PROBLEM DESCRIPTION:
Rewrite the lines of the listing below as a numbered list, from the line with "maximize-icon[interactable] — [893, 4, 907, 20]" to the line with "triangle-right-icon: ▶ — [5, 266, 12, 276]", including both, and skip any blank lines.

INPUT DATA:
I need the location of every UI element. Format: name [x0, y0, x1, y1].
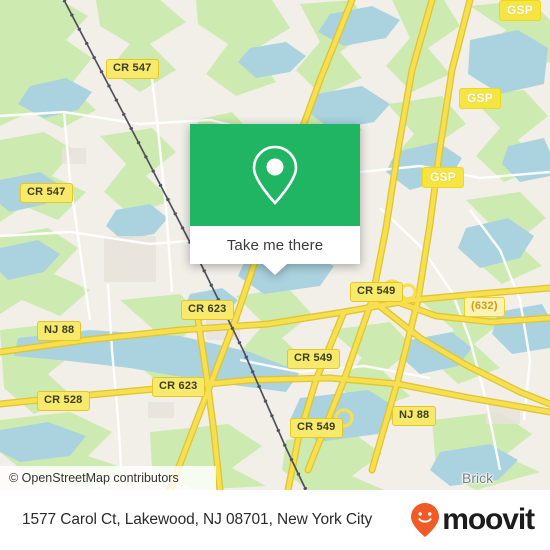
- road-shield: (632): [464, 297, 505, 317]
- moovit-wordmark: moovit: [442, 503, 535, 536]
- road-shield: NJ 88: [37, 321, 82, 341]
- road-shield: CR 547: [106, 59, 159, 79]
- take-me-there-button[interactable]: Take me there: [227, 237, 323, 254]
- popup-caret: [263, 264, 287, 275]
- road-shield: GSP: [499, 0, 541, 21]
- popup-footer[interactable]: Take me there: [190, 226, 360, 275]
- road-shield: CR 623: [181, 300, 234, 320]
- road-shield: CR 547: [20, 183, 73, 203]
- road-shield: CR 549: [350, 282, 403, 302]
- moovit-smiley-pin-icon: [411, 503, 440, 537]
- map-canvas[interactable]: CR 547 CR 547 GSP GSP GSP CR 623 CR 549 (632) NJ…: [0, 0, 550, 490]
- osm-attribution: © OpenStreetMap contributors: [0, 466, 216, 490]
- road-shield: CR 623: [152, 377, 205, 397]
- road-shield: CR 549: [290, 418, 343, 438]
- road-shield: GSP: [422, 167, 464, 188]
- map-pin-icon: [252, 145, 298, 205]
- location-popup-card[interactable]: Take me there: [190, 124, 360, 275]
- osm-attribution-text[interactable]: © OpenStreetMap contributors: [0, 471, 179, 485]
- map-screenshot: CR 547 CR 547 GSP GSP GSP CR 623 CR 549 (632) NJ…: [0, 0, 550, 550]
- road-shield: CR 528: [37, 391, 90, 411]
- road-shield: NJ 88: [392, 406, 437, 426]
- address-text: 1577 Carol Ct, Lakewood, NJ 08701, New Y…: [22, 511, 373, 528]
- popup-image-area: [190, 124, 360, 226]
- bottom-bar: 1577 Carol Ct, Lakewood, NJ 08701, New Y…: [0, 490, 550, 550]
- moovit-logo[interactable]: moovit: [410, 502, 535, 538]
- road-shield: CR 549: [287, 349, 340, 369]
- place-label: Brick: [462, 470, 494, 486]
- road-shield: GSP: [459, 88, 501, 109]
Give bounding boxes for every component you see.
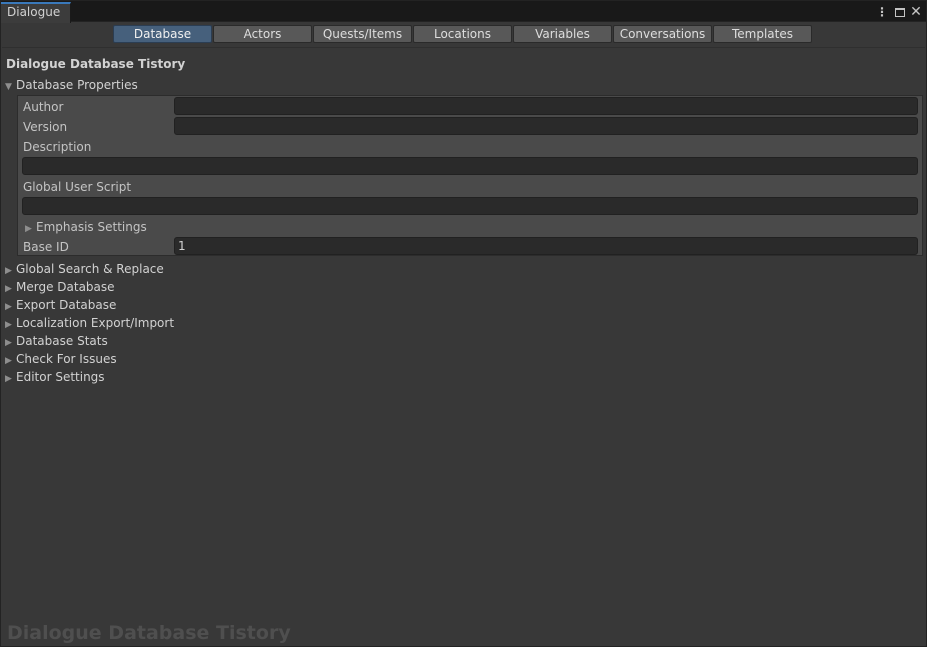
maximize-icon[interactable] — [893, 4, 907, 20]
tab-database[interactable]: Database — [113, 25, 212, 43]
triangle-right-icon: ▶ — [5, 320, 12, 330]
dialogue-editor-window: Dialogue ⋮ ✕ Database Actors Quests/Item… — [0, 0, 927, 647]
section-label: Check For Issues — [16, 352, 117, 366]
tab-locations[interactable]: Locations — [413, 25, 512, 43]
emphasis-settings-label: Emphasis Settings — [36, 220, 147, 234]
global-user-script-field[interactable] — [22, 197, 918, 215]
tab-quests-items[interactable]: Quests/Items — [313, 25, 412, 43]
base-id-field[interactable]: 1 — [174, 237, 918, 255]
author-field[interactable] — [174, 97, 918, 115]
section-label: Global Search & Replace — [16, 262, 164, 276]
triangle-right-icon: ▶ — [25, 224, 32, 234]
triangle-right-icon: ▶ — [5, 338, 12, 348]
author-label: Author — [23, 100, 64, 114]
tab-templates[interactable]: Templates — [713, 25, 812, 43]
tab-actors[interactable]: Actors — [213, 25, 312, 43]
section-label: Editor Settings — [16, 370, 105, 384]
section-foldout[interactable]: ▶ Editor Settings — [5, 369, 105, 385]
section-foldout[interactable]: ▶ Global Search & Replace — [5, 261, 164, 277]
section-label: Merge Database — [16, 280, 115, 294]
database-title: Dialogue Database Tistory — [6, 57, 186, 71]
global-user-script-label: Global User Script — [23, 180, 132, 194]
watermark-title: Dialogue Database Tistory — [7, 622, 291, 644]
section-foldout[interactable]: ▶ Check For Issues — [5, 351, 117, 367]
triangle-right-icon: ▶ — [5, 284, 12, 294]
section-foldout[interactable]: ▶ Database Stats — [5, 333, 108, 349]
tab-variables[interactable]: Variables — [513, 25, 612, 43]
section-label: Export Database — [16, 298, 117, 312]
triangle-down-icon: ▼ — [5, 82, 12, 92]
triangle-right-icon: ▶ — [5, 374, 12, 384]
triangle-right-icon: ▶ — [5, 302, 12, 312]
section-label: Localization Export/Import — [16, 316, 175, 330]
version-label: Version — [23, 120, 68, 134]
title-bar: Dialogue ⋮ ✕ — [1, 1, 926, 23]
tab-conversations[interactable]: Conversations — [613, 25, 712, 43]
database-properties-label: Database Properties — [16, 78, 138, 92]
emphasis-settings-foldout[interactable]: ▶ Emphasis Settings — [25, 219, 147, 235]
base-id-label: Base ID — [23, 240, 69, 254]
triangle-right-icon: ▶ — [5, 266, 12, 276]
section-foldout[interactable]: ▶ Merge Database — [5, 279, 115, 295]
database-properties-panel: Author Version Description Global User S… — [17, 95, 923, 256]
section-foldout[interactable]: ▶ Localization Export/Import — [5, 315, 174, 331]
toolbar-tabs: Database Actors Quests/Items Locations V… — [113, 25, 813, 44]
version-field[interactable] — [174, 117, 918, 135]
description-field[interactable] — [22, 157, 918, 175]
toolbar-divider — [2, 47, 925, 48]
window-tab[interactable]: Dialogue — [1, 2, 71, 23]
section-foldout[interactable]: ▶ Export Database — [5, 297, 116, 313]
description-label: Description — [23, 140, 92, 154]
triangle-right-icon: ▶ — [5, 356, 12, 366]
kebab-icon[interactable]: ⋮ — [875, 4, 889, 20]
database-properties-foldout[interactable]: ▼ Database Properties — [5, 77, 138, 93]
close-icon[interactable]: ✕ — [909, 4, 923, 20]
section-label: Database Stats — [16, 334, 108, 348]
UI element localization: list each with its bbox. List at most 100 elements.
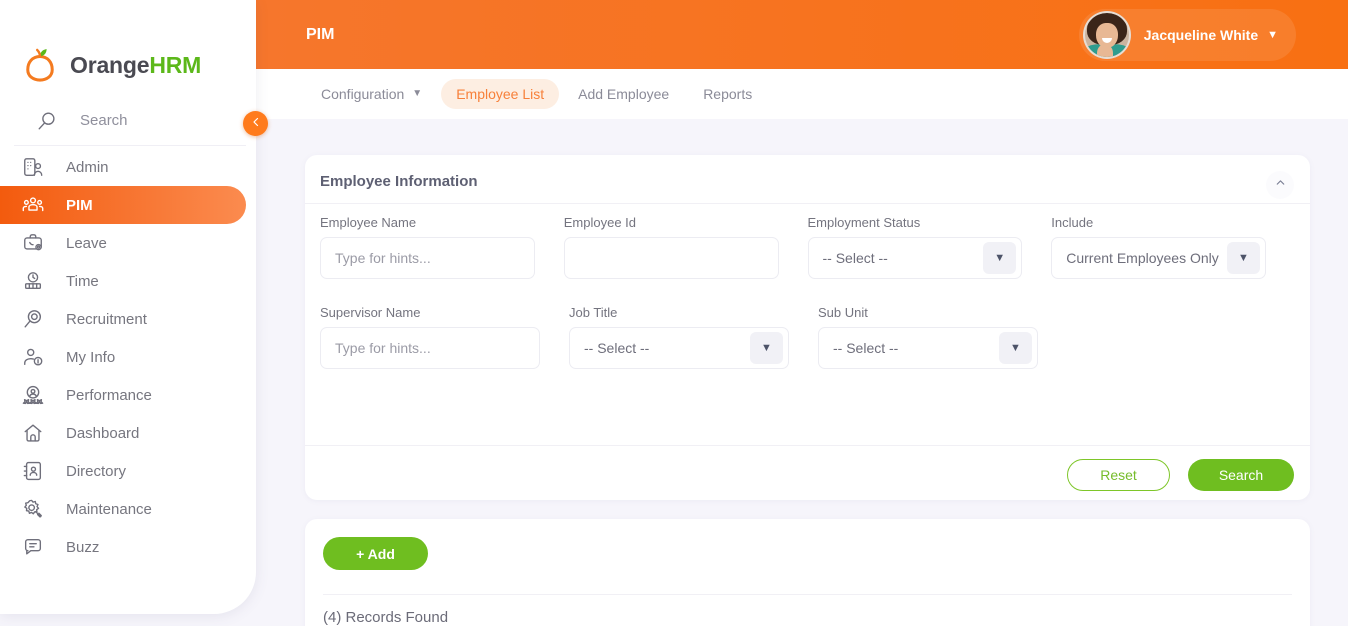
field-sub-unit: Sub Unit -- Select -- ▼ (818, 305, 1038, 369)
reset-button[interactable]: Reset (1067, 459, 1170, 491)
field-employee-name: Employee Name Type for hints... (320, 215, 535, 279)
search-button[interactable]: Search (1188, 459, 1294, 491)
field-label: Employee Id (563, 215, 637, 230)
sidebar-item-leave[interactable]: Leave (0, 224, 246, 262)
sidebar-item-label: Recruitment (66, 310, 147, 328)
recruitment-icon (22, 308, 44, 330)
chevron-down-icon: ▼ (983, 242, 1017, 274)
form-actions: Reset Search (1067, 459, 1294, 491)
records-found-label: (4) Records Found (323, 609, 449, 626)
topbar: PIM Jacqueline White ▼ (256, 0, 1348, 69)
sidebar-item-time[interactable]: Time (0, 262, 246, 300)
field-row-2: Supervisor Name Type for hints... Job Ti… (320, 305, 1295, 369)
sidebar-nav-list: Admin PIM Leave Time Recruitment My Info… (0, 148, 256, 566)
chevron-down-icon: ▼ (750, 332, 783, 364)
field-label: Sub Unit (818, 305, 868, 320)
time-clock-icon (22, 270, 44, 292)
field-job-title: Job Title -- Select -- ▼ (569, 305, 789, 369)
sidebar-item-label: My Info (66, 348, 116, 366)
tab-label: Add Employee (578, 86, 670, 102)
job-title-select[interactable]: -- Select -- ▼ (569, 327, 789, 369)
leave-icon (22, 232, 44, 254)
employee-id-input[interactable] (563, 237, 779, 279)
sidebar-item-label: Buzz (66, 538, 100, 556)
card-collapse-toggle[interactable] (1266, 171, 1294, 199)
employment-status-select[interactable]: -- Select -- ▼ (807, 237, 1023, 279)
main-content: Employee Information Employee Name Type … (256, 119, 1348, 626)
field-row-1: Employee Name Type for hints... Employee… (320, 215, 1295, 279)
sidebar-item-my-info[interactable]: My Info (0, 338, 246, 376)
sidebar-item-label: Dashboard (66, 424, 140, 442)
chevron-down-icon: ▼ (999, 332, 1032, 364)
sidebar: OrangeHRM Search Admin PIM Leave Time Re… (0, 0, 256, 614)
sidebar-item-dashboard[interactable]: Dashboard (0, 414, 246, 452)
user-dropdown[interactable]: Jacqueline White ▼ (1078, 9, 1296, 61)
performance-icon (22, 384, 44, 406)
app-root: OrangeHRM Search Admin PIM Leave Time Re… (0, 0, 1348, 626)
field-label: Supervisor Name (320, 305, 421, 320)
sidebar-item-label: Admin (66, 158, 109, 176)
admin-icon (22, 156, 44, 178)
tab-add-employee[interactable]: Add Employee (563, 79, 684, 109)
directory-icon (22, 460, 44, 482)
tab-label: Reports (703, 86, 753, 102)
sidebar-item-label: Directory (66, 462, 127, 480)
sidebar-item-label: Maintenance (66, 500, 152, 518)
supervisor-name-input[interactable]: Type for hints... (320, 327, 540, 369)
sidebar-search[interactable]: Search (14, 96, 246, 146)
nav-tabs: Configuration ▼ Employee List Add Employ… (256, 69, 1348, 119)
sub-unit-select[interactable]: -- Select -- ▼ (818, 327, 1038, 369)
field-label: Employment Status (807, 215, 921, 230)
employee-name-input[interactable]: Type for hints... (320, 237, 535, 279)
sidebar-item-label: Leave (66, 234, 107, 252)
field-label: Employee Name (320, 215, 417, 230)
sidebar-item-label: Time (66, 272, 99, 290)
sidebar-item-performance[interactable]: Performance (0, 376, 246, 414)
dashboard-home-icon (22, 422, 44, 444)
field-supervisor-name: Supervisor Name Type for hints... (320, 305, 540, 369)
sidebar-item-label: Performance (66, 386, 152, 404)
user-name: Jacqueline White (1143, 27, 1259, 43)
sidebar-item-admin[interactable]: Admin (0, 148, 246, 186)
add-employee-button[interactable]: + Add (323, 537, 428, 570)
sidebar-item-maintenance[interactable]: Maintenance (0, 490, 246, 528)
tab-configuration[interactable]: Configuration ▼ (306, 79, 437, 109)
select-value: -- Select -- (822, 250, 888, 266)
orange-fruit-logo (24, 48, 56, 82)
page-title: PIM (306, 26, 335, 43)
tab-employee-list[interactable]: Employee List (441, 79, 560, 109)
search-fields: Employee Name Type for hints... Employee… (320, 215, 1295, 369)
chevron-up-icon (1274, 176, 1287, 194)
sidebar-item-recruitment[interactable]: Recruitment (0, 300, 246, 338)
brand-name-orange: Orange (70, 51, 150, 78)
brand-name-hrm: HRM (149, 51, 202, 78)
employee-records-card: + Add (4) Records Found (305, 519, 1310, 626)
search-icon (36, 110, 58, 132)
field-label: Include (1051, 215, 1094, 230)
maintenance-gear-icon (22, 498, 44, 520)
sidebar-item-pim[interactable]: PIM (0, 186, 246, 224)
employee-information-card: Employee Information Employee Name Type … (305, 155, 1310, 500)
sidebar-collapse-toggle[interactable] (243, 111, 268, 136)
pim-people-icon (22, 194, 44, 216)
tab-reports[interactable]: Reports (688, 79, 767, 109)
field-employee-id: Employee Id (563, 215, 779, 279)
tab-label: Employee List (456, 86, 545, 102)
sidebar-item-buzz[interactable]: Buzz (0, 528, 246, 566)
sidebar-item-directory[interactable]: Directory (0, 452, 246, 490)
card-divider (305, 203, 1310, 204)
form-divider (305, 445, 1310, 446)
chevron-left-icon (250, 115, 262, 133)
field-employment-status: Employment Status -- Select -- ▼ (807, 215, 1023, 279)
include-select[interactable]: Current Employees Only ▼ (1051, 237, 1266, 279)
brand-logo-area: OrangeHRM (0, 0, 256, 96)
chevron-down-icon: ▼ (1227, 242, 1260, 274)
select-value: -- Select -- (833, 340, 899, 356)
buzz-chat-icon (22, 536, 44, 558)
results-divider (323, 594, 1292, 595)
field-label: Job Title (569, 305, 618, 320)
my-info-icon (22, 346, 44, 368)
sidebar-item-label: PIM (66, 196, 93, 214)
avatar (1082, 11, 1131, 59)
card-title: Employee Information (320, 173, 478, 190)
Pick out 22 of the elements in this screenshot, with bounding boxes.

FINAL ANSWER:
1. maximize-icon[interactable] — [893, 4, 907, 20]
2. tab-database[interactable]: Database — [113, 25, 212, 43]
3. triangle-right-icon: ▶ — [5, 320, 12, 330]
4. dialogue-editor-window: Dialogue ⋮ ✕ Database Actors Quests/Item… — [0, 0, 927, 647]
5. section-label: Check For Issues — [16, 352, 117, 366]
6. tab-locations[interactable]: Locations — [413, 25, 512, 43]
7. emphasis-settings-label: Emphasis Settings — [36, 220, 147, 234]
8. global-user-script-field[interactable] — [22, 197, 918, 215]
9. tab-quests-items[interactable]: Quests/Items — [313, 25, 412, 43]
10. base-id-field[interactable]: 1 — [174, 237, 918, 255]
11. author-field[interactable] — [174, 97, 918, 115]
12. section-label: Global Search & Replace — [16, 262, 164, 276]
13. triangle-right-icon: ▶ — [25, 224, 32, 234]
14. triangle-right-icon: ▶ — [5, 338, 12, 348]
15. author-label: Author — [23, 100, 64, 114]
16. tab-templates[interactable]: Templates — [713, 25, 812, 43]
17. tab-actors[interactable]: Actors — [213, 25, 312, 43]
18. section-label: Editor Settings — [16, 370, 105, 384]
19. section-foldout[interactable]: ▶ Editor Settings — [5, 369, 105, 385]
20. section-foldout[interactable]: ▶ Global Search & Replace — [5, 261, 164, 277]
21. section-label: Merge Database — [16, 280, 115, 294]
22. database-title: Dialogue Database Tistory — [6, 57, 186, 71]
23. global-user-script-label: Global User Script — [23, 180, 132, 194]
24. watermark-title: Dialogue Database Tistory — [7, 622, 291, 644]
25. section-foldout[interactable]: ▶ Check For Issues — [5, 351, 117, 367]
26. triangle-right-icon: ▶ — [5, 284, 12, 294]
27. section-foldout[interactable]: ▶ Database Stats — [5, 333, 108, 349]
28. tab-variables[interactable]: Variables — [513, 25, 612, 43]
29. section-label: Export Database — [16, 298, 117, 312]
30. triangle-down-icon: ▼ — [5, 82, 12, 92]
31. triangle-right-icon: ▶ — [5, 374, 12, 384]
32. triangle-right-icon: ▶ — [5, 302, 12, 312]
33. section-label: Localization Export/Import — [16, 316, 175, 330]
34. version-label: Version — [23, 120, 68, 134]
35. title-bar: Dialogue ⋮ ✕ — [1, 1, 926, 23]
36. tab-conversations[interactable]: Conversations — [613, 25, 712, 43]
37. database-properties-label: Database Properties — [16, 78, 138, 92]
38. emphasis-settings-foldout[interactable]: ▶ Emphasis Settings — [25, 219, 147, 235]
39. base-id-label: Base ID — [23, 240, 69, 254]
40. triangle-right-icon: ▶ — [5, 266, 12, 276]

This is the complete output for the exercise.